*TASK OBJECTIVE:* Check each line for the word "Черемошное" and report how many have it. Give nothing else.

-- START --

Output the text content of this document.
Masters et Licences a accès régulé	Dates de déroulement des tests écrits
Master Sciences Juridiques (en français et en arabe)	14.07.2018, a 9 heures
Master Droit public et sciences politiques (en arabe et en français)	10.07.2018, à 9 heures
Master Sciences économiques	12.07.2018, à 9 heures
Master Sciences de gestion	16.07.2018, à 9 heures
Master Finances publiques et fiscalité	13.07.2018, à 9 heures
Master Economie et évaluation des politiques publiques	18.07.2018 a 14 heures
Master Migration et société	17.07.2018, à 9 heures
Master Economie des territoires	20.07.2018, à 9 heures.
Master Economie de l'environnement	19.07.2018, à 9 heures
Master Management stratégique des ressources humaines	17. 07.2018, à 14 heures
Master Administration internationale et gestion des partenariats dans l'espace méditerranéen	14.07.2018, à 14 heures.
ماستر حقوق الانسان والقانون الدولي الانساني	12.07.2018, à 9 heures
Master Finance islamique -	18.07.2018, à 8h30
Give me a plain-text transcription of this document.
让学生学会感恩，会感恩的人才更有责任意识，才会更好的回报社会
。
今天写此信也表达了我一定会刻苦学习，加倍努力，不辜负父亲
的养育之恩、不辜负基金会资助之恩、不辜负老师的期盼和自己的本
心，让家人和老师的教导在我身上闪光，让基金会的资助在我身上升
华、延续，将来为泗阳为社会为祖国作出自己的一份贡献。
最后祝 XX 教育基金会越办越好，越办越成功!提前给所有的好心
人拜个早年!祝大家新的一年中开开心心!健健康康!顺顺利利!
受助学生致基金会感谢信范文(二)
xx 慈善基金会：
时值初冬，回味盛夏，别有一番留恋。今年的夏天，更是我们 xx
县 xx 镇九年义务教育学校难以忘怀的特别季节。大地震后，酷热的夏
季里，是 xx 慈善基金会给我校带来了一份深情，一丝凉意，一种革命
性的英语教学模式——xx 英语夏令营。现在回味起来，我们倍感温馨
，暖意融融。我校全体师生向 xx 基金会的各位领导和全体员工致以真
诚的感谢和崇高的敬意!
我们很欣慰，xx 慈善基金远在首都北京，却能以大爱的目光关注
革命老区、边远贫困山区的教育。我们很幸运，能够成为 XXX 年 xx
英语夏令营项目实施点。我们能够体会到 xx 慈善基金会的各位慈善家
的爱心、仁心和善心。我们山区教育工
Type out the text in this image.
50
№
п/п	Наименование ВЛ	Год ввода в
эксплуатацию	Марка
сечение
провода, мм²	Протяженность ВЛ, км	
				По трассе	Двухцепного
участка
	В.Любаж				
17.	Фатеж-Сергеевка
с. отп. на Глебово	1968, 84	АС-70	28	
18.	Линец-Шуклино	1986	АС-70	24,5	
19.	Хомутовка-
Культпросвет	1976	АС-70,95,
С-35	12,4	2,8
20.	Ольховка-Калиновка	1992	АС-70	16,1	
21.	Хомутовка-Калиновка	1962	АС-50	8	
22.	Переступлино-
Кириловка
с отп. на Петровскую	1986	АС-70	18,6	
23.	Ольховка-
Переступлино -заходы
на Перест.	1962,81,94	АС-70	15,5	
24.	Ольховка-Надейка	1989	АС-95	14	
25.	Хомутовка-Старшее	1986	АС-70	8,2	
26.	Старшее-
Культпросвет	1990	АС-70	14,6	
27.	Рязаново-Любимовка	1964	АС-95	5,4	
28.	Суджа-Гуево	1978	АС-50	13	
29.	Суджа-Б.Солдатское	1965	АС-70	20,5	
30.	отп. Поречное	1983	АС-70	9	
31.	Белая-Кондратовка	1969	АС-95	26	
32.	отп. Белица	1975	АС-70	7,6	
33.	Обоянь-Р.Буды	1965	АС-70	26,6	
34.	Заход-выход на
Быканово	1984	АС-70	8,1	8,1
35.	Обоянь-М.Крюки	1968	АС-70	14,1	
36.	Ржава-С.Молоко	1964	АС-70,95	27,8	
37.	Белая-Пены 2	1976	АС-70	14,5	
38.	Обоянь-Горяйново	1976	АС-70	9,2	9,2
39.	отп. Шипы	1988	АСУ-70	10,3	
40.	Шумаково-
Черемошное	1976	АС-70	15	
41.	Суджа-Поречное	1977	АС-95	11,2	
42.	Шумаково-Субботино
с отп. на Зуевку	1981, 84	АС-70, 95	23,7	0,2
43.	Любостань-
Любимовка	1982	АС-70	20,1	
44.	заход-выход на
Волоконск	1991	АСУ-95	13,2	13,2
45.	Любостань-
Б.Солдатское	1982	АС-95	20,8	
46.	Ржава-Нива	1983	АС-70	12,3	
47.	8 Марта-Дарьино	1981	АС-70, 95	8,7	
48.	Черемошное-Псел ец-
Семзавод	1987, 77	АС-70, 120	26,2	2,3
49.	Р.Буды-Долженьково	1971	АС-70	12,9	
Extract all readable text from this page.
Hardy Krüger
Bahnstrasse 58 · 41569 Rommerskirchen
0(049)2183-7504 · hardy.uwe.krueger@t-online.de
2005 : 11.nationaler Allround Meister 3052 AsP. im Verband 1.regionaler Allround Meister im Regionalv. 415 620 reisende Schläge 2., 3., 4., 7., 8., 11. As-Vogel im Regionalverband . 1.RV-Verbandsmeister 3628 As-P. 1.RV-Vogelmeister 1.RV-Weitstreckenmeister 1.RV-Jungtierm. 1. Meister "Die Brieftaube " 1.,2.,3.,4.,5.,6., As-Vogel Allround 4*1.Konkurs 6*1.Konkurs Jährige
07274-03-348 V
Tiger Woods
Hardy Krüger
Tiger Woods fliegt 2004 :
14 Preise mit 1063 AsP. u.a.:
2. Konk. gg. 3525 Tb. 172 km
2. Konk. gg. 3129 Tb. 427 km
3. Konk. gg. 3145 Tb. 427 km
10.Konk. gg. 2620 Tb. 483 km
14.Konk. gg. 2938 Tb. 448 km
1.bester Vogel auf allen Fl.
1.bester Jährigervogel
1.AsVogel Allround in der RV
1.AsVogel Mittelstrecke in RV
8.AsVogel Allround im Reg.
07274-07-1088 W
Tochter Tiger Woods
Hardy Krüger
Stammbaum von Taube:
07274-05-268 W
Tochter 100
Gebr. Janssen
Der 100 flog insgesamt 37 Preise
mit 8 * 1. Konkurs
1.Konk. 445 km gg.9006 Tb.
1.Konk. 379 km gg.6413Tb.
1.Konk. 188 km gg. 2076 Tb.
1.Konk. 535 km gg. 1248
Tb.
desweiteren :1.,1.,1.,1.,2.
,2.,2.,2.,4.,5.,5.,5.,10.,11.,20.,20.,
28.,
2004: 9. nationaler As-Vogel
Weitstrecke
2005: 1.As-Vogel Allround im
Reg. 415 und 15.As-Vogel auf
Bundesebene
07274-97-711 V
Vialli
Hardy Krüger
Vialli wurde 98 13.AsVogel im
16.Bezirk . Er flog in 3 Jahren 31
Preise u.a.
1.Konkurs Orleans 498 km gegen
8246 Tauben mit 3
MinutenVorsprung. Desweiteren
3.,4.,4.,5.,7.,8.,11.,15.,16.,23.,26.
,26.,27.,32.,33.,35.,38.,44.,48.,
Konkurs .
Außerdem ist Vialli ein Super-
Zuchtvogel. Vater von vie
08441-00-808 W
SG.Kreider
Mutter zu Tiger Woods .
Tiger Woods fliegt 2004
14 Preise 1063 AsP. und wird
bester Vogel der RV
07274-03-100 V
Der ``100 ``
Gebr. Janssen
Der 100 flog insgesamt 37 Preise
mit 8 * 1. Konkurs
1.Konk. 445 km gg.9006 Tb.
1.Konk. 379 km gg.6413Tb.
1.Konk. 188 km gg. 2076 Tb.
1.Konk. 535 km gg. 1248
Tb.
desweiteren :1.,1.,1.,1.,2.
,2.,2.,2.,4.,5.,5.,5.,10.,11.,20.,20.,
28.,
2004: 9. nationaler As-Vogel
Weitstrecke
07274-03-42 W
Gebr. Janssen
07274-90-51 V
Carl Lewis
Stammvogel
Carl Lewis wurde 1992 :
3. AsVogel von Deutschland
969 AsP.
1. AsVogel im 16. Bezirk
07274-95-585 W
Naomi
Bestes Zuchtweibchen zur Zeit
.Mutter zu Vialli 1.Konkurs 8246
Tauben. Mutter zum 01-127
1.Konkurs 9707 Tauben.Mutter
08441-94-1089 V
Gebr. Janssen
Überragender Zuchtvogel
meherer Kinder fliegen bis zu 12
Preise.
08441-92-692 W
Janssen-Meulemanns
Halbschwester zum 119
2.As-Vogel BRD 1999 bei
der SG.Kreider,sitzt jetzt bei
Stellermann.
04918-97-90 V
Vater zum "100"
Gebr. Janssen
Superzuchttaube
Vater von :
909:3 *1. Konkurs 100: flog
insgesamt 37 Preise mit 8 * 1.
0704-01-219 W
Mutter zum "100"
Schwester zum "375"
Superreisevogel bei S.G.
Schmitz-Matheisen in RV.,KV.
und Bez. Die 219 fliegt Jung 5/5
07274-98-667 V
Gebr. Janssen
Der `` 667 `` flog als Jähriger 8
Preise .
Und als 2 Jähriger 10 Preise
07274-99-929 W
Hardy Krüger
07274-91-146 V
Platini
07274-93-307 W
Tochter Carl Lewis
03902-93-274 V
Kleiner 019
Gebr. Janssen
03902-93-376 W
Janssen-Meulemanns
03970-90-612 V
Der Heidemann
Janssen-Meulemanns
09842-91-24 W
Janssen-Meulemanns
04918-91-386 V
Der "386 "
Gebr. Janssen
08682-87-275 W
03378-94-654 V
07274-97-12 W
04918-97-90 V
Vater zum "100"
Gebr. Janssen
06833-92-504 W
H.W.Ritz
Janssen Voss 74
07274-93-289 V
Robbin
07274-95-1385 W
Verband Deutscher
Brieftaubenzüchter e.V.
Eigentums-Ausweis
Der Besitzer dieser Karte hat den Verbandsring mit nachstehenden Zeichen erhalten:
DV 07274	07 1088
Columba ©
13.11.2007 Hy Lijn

-- END --

*TASK SOLUTION:* 2